[Begin TEXT SECTION]
Letter-limit and norwegian characters
Found a very strange bug/unexpected behavior:
I use Tagger to tag an entry with Norwegian municipalities (around 450!), and Low Search to allow searches on the tags. One entry may contain up to 10 municipal tags.
Problem 1: the tags beginning with Æ,Ø,Å returns a result ONLY when used exactly like the tag (Ålesund works, but not ålesund | Åmli works, but not åmli).
Problem 2: A lot of the tags are only two or three characters long. And none of the 2-3 chars searches returns any results. Where do I set limits to word lengts/letter-limits?
Replies
Low 17 Sep 2012 10:16
Hi Atle,
LS uses the file /system/expressionengine/config/foreign_chars.php to "translate" those characters to regular (unaccented) characters. Any characters not in there will remain as is in the collection index. It mostly contains lowercase letters, as it's mainly used for url-titles.
[End TEXT SECTION]
▶ **TASK SET**:
• a. Decide whether each statement agrees with the forum thread, and back each yes or no with the deciding words quoted from it: (i) One entry may carry up to 10 municipal tags. (ii) A lowercase search for "ålesund" returns results. (iii) The foreign_chars.php file contains mostly uppercase letters.
• b. Recast the stretch of the listing from the line containing "stat-stored-energy-label: SP112B2410100190 Stored" through the line containing "x-axis-tick-label: 04:00 (211, 448, 237, 460)" as a numbered list, leaving out any blank lines.
[Begin GIVEN INFORMATION]
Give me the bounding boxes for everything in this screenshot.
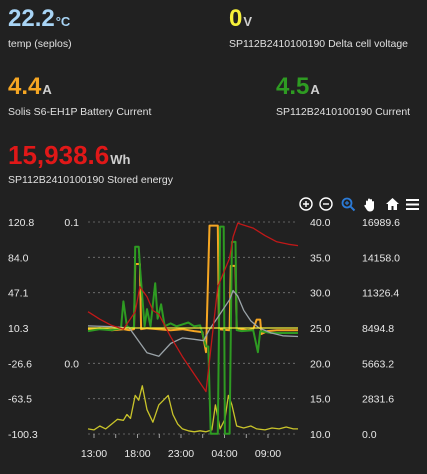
stat-stored-energy-label: SP112B2410100190 Stored energy (8, 174, 174, 186)
pan-hand-icon[interactable] (362, 196, 378, 212)
stat-temperature-number: 22.2 (8, 5, 55, 32)
axis-tick-label: 11326.4 (362, 288, 399, 300)
axis-tick-label: 20.0 (310, 358, 331, 370)
axis-tick-label: 8494.8 (362, 323, 394, 335)
axis-tick-label: 120.8 (8, 217, 34, 229)
chart-toolbar (298, 196, 426, 214)
x-axis-tick-label: 23:00 (168, 448, 194, 460)
axis-tick-label: 0.0 (362, 429, 377, 441)
stat-delta-cell-voltage-number: 0 (229, 5, 243, 32)
axis-tick-label: 16989.6 (362, 217, 400, 229)
x-axis-tick-label: 04:00 (211, 448, 237, 460)
stat-stored-energy: 15,938.6 Wh SP112B2410100190 Stored ener… (8, 140, 174, 186)
axis-tick-label: 25.0 (310, 323, 331, 335)
stat-pack-current-number: 4.5 (276, 73, 310, 100)
stat-temperature-value: 22.2 °C (8, 7, 72, 31)
stat-temperature-unit: °C (55, 14, 71, 29)
series-line-solar (87, 385, 298, 433)
axis-tick-label: 15.0 (310, 394, 331, 406)
axis-tick-label: 35.0 (310, 252, 331, 264)
x-axis-tick-label: 18:00 (124, 448, 150, 460)
series-line-stored-energy (87, 222, 299, 393)
x-axis-tick-label: 09:00 (255, 448, 281, 460)
series-line-temperature (87, 289, 299, 357)
stat-stored-energy-number: 15,938.6 (8, 140, 110, 170)
axis-tick-label: 0.1 (64, 217, 79, 229)
stat-stored-energy-value: 15,938.6 Wh (8, 140, 173, 170)
axis-tick-label: -26.6 (8, 358, 32, 370)
axis-tick-label: 5663.2 (362, 358, 394, 370)
stat-delta-cell-voltage-label: SP112B2410100190 Delta cell voltage (229, 38, 409, 50)
axis-tick-label: 30.0 (310, 288, 331, 300)
stat-delta-cell-voltage-unit: V (243, 14, 253, 29)
axis-tick-label: -63.5 (8, 394, 32, 406)
stat-battery-current-unit: A (42, 82, 52, 97)
stat-delta-cell-voltage: 0 V SP112B2410100190 Delta cell voltage (229, 7, 409, 51)
axis-tick-label: 2831.6 (362, 394, 394, 406)
stat-pack-current-label: SP112B2410100190 Current (276, 106, 411, 118)
axis-tick-label: 10.0 (310, 429, 331, 441)
zoom-out-icon[interactable] (318, 196, 334, 212)
x-axis-tick-label: 13:00 (81, 448, 107, 460)
stat-battery-current: 4.4 A Solis S6-EH1P Battery Current (8, 75, 152, 119)
menu-icon[interactable] (404, 196, 420, 212)
axis-tick-label: 47.1 (8, 288, 29, 300)
stat-delta-cell-voltage-value: 0 V (229, 7, 408, 31)
stat-pack-current-value: 4.5 A (276, 75, 410, 99)
stat-temperature: 22.2 °C temp (seplos) (8, 7, 72, 51)
stat-battery-current-value: 4.4 A (8, 75, 151, 99)
axis-tick-label: 0.0 (64, 358, 79, 370)
zoom-selection-icon[interactable] (340, 196, 356, 212)
zoom-in-icon[interactable] (298, 196, 314, 212)
stat-battery-current-number: 4.4 (8, 73, 42, 100)
axis-tick-label: -100.3 (8, 429, 38, 441)
stat-pack-current-unit: A (310, 82, 320, 97)
axis-tick-label: 10.3 (8, 323, 29, 335)
stat-stored-energy-unit: Wh (110, 152, 131, 167)
stat-pack-current: 4.5 A SP112B2410100190 Current (276, 75, 411, 119)
stat-battery-current-label: Solis S6-EH1P Battery Current (8, 106, 152, 118)
axis-tick-label: 84.0 (8, 252, 29, 264)
home-icon[interactable] (384, 196, 400, 212)
axis-tick-label: 14158.0 (362, 252, 400, 264)
axis-tick-label: 40.0 (310, 217, 331, 229)
stat-temperature-label: temp (seplos) (8, 38, 72, 50)
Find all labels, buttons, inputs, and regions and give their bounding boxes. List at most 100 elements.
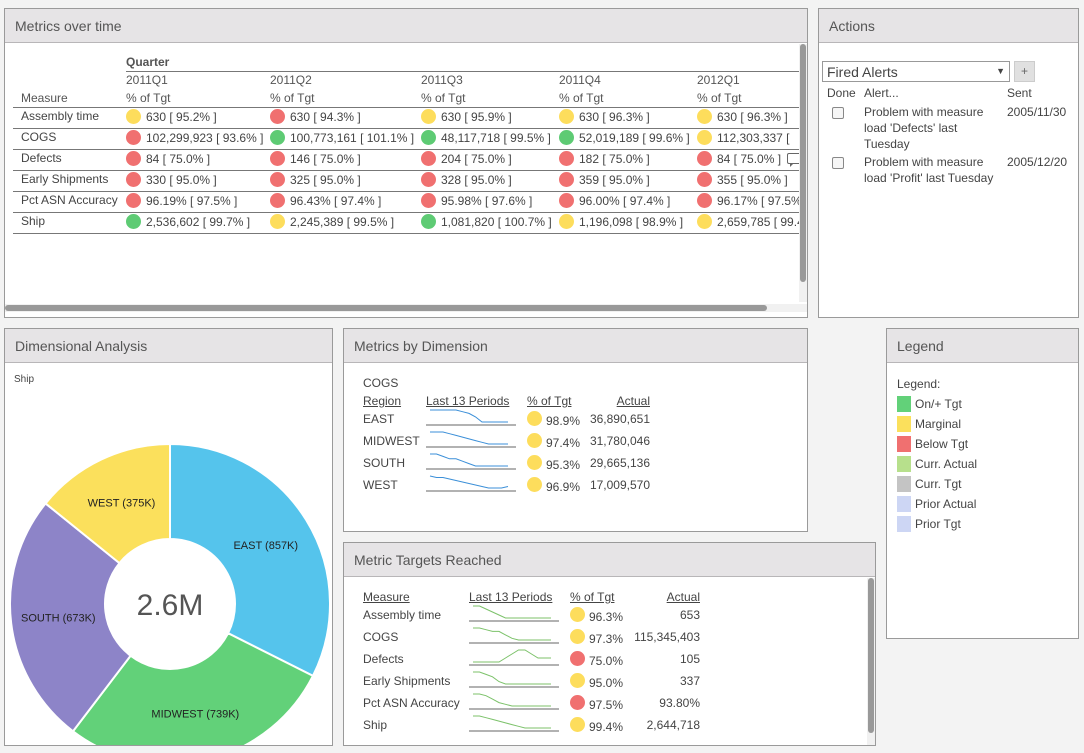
[End GIVEN INFORMATION]
▶ **TASK RESPONSES**:
• a.
(i) Yes: "One entry may contain up to 10 municipal tags."
(ii) No: "Ålesund works, but not ålesund"
(iii) No: "It mostly contains lowercase letters"

• b.
1. stat-stored-energy-label: SP112B2410100190 Stored energy (8, 174, 174, 186)
2. pan-hand-icon[interactable] (362, 196, 378, 212)
3. stat-temperature-number: 22.2 (8, 5, 55, 32)
4. axis-tick-label: 11326.4 (362, 288, 399, 300)
5. axis-tick-label: 20.0 (310, 358, 331, 370)
6. axis-tick-label: 8494.8 (362, 323, 394, 335)
7. axis-tick-label: 120.8 (8, 217, 34, 229)
8. chart-toolbar (298, 196, 426, 214)
9. x-axis-tick-label: 23:00 (168, 448, 194, 460)
10. axis-tick-label: 0.0 (362, 429, 377, 441)
11. stat-delta-cell-voltage-number: 0 (229, 5, 243, 32)
12. axis-tick-label: 16989.6 (362, 217, 400, 229)
13. x-axis-tick-label: 04:00 (211, 448, 237, 460)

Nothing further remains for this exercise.